### Task statement
Which lines hold the word "text"? Copy each of them.

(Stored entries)

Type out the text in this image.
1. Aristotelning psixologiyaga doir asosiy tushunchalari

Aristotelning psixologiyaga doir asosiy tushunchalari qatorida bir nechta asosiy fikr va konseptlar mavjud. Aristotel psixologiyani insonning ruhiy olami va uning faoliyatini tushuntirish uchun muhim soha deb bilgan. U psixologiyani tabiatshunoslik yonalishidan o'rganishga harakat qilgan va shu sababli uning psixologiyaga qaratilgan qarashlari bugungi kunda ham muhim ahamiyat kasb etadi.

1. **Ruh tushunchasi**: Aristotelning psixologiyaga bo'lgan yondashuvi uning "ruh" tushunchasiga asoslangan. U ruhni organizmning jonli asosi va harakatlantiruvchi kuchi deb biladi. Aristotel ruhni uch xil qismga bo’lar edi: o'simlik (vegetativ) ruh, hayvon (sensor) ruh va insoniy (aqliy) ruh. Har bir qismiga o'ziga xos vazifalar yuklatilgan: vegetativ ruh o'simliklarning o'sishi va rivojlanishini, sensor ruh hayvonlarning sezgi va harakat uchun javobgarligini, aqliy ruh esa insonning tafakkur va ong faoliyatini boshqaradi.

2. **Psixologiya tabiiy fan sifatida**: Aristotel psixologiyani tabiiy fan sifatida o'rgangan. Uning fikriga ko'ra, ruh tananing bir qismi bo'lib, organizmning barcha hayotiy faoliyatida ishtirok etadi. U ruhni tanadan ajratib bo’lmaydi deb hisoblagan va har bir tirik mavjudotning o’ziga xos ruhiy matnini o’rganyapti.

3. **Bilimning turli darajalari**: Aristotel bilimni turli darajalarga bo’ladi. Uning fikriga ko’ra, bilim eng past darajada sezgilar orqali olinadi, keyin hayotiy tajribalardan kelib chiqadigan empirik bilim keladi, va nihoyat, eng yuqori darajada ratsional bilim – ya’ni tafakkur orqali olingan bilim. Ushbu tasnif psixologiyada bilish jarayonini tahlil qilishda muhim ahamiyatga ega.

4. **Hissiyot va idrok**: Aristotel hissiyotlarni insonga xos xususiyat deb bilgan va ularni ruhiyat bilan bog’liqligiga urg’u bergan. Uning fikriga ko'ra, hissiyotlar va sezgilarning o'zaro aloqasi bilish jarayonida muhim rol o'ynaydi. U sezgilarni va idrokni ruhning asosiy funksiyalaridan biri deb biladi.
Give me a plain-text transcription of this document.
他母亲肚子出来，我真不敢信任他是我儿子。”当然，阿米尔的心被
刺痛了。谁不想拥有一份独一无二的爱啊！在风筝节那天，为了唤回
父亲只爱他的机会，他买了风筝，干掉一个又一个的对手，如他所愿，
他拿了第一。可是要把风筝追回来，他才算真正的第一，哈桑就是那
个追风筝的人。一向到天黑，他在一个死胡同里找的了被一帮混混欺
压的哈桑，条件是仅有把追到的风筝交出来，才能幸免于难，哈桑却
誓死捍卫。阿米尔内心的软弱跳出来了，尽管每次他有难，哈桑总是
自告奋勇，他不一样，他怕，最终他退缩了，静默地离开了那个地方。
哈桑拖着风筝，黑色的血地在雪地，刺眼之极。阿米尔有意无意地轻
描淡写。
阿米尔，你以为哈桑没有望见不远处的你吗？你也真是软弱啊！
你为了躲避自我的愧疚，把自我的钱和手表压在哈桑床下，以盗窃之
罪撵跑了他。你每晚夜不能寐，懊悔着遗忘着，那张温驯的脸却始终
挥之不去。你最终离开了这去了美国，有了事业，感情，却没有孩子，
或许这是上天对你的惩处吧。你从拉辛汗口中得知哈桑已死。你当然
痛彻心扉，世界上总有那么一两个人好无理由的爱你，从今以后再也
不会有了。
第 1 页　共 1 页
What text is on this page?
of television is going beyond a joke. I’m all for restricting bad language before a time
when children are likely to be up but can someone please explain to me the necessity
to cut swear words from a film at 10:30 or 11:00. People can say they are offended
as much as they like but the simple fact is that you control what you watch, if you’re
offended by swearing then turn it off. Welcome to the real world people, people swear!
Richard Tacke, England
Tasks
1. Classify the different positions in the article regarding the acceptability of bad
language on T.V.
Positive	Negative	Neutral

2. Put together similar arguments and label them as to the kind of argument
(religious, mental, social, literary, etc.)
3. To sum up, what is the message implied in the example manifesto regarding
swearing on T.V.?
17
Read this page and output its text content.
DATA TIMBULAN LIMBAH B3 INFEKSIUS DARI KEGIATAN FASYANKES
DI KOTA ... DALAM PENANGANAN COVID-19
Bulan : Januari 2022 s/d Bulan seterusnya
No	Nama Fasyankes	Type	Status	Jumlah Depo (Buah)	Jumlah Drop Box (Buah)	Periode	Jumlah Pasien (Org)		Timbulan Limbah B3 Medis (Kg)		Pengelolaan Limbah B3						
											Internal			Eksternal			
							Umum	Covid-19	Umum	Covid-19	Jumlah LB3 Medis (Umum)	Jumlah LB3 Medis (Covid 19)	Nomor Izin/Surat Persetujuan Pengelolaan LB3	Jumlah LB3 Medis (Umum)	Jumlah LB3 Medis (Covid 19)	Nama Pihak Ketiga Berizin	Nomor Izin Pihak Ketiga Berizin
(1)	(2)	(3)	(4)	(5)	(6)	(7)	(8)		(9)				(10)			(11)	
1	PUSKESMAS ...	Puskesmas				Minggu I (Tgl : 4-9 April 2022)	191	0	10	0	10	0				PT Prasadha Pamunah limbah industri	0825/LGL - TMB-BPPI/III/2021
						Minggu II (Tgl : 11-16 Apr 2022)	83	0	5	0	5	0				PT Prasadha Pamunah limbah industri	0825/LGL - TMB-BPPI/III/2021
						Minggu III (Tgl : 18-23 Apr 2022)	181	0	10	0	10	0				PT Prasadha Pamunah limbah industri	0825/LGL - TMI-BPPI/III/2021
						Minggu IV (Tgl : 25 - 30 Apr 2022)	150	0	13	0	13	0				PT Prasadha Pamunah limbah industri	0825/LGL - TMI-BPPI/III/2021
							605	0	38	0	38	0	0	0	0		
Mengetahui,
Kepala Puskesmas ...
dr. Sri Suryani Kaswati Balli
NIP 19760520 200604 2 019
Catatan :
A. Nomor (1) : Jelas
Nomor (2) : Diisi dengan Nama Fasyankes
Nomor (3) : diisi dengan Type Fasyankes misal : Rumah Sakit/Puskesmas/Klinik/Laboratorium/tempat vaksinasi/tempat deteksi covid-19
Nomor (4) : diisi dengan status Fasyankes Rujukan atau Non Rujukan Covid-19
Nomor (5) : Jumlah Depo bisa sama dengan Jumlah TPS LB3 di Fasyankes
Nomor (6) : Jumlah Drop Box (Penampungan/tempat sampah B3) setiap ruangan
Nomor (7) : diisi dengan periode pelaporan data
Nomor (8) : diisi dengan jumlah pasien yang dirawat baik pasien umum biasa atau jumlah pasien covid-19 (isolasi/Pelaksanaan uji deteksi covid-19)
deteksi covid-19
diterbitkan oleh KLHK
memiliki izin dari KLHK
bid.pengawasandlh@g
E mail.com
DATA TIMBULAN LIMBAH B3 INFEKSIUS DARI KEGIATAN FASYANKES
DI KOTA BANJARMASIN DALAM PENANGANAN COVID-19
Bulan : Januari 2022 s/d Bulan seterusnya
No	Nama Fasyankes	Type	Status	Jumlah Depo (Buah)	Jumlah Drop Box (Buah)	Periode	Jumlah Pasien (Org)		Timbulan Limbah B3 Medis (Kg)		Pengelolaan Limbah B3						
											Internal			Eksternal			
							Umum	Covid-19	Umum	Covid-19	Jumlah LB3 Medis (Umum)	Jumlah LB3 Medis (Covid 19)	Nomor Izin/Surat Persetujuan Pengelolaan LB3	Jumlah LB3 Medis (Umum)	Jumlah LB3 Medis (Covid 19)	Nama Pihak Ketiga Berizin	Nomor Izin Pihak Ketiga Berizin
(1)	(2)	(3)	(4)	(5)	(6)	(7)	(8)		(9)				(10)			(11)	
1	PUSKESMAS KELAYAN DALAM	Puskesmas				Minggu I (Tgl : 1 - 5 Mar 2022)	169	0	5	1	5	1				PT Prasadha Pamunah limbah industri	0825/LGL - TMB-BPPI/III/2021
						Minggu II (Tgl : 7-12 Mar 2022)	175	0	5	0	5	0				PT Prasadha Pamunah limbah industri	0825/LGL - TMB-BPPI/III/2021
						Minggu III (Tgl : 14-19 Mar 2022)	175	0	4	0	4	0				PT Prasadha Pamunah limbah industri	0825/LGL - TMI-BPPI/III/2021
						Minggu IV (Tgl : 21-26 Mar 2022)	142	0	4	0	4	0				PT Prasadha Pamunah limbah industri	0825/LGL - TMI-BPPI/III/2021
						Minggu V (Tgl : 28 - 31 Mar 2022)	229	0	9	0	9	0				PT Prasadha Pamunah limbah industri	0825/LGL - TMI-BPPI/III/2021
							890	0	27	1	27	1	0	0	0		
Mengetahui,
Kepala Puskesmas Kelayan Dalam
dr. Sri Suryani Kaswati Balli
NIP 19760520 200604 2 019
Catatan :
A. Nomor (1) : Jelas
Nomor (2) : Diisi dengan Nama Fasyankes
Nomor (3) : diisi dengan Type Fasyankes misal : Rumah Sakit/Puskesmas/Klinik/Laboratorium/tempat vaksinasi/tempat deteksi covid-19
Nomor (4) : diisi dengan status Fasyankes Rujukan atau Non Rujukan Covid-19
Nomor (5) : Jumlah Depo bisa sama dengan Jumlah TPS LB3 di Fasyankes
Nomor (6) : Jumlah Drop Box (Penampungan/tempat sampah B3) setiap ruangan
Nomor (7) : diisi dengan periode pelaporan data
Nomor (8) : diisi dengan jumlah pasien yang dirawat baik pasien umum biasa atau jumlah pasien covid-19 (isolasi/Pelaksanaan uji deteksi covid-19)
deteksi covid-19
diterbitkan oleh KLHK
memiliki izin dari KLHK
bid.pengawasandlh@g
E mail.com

### Task result
Type out the text in this image.
Give me a plain-text transcription of this document.
What text is on this page?
Read this page and output its text content.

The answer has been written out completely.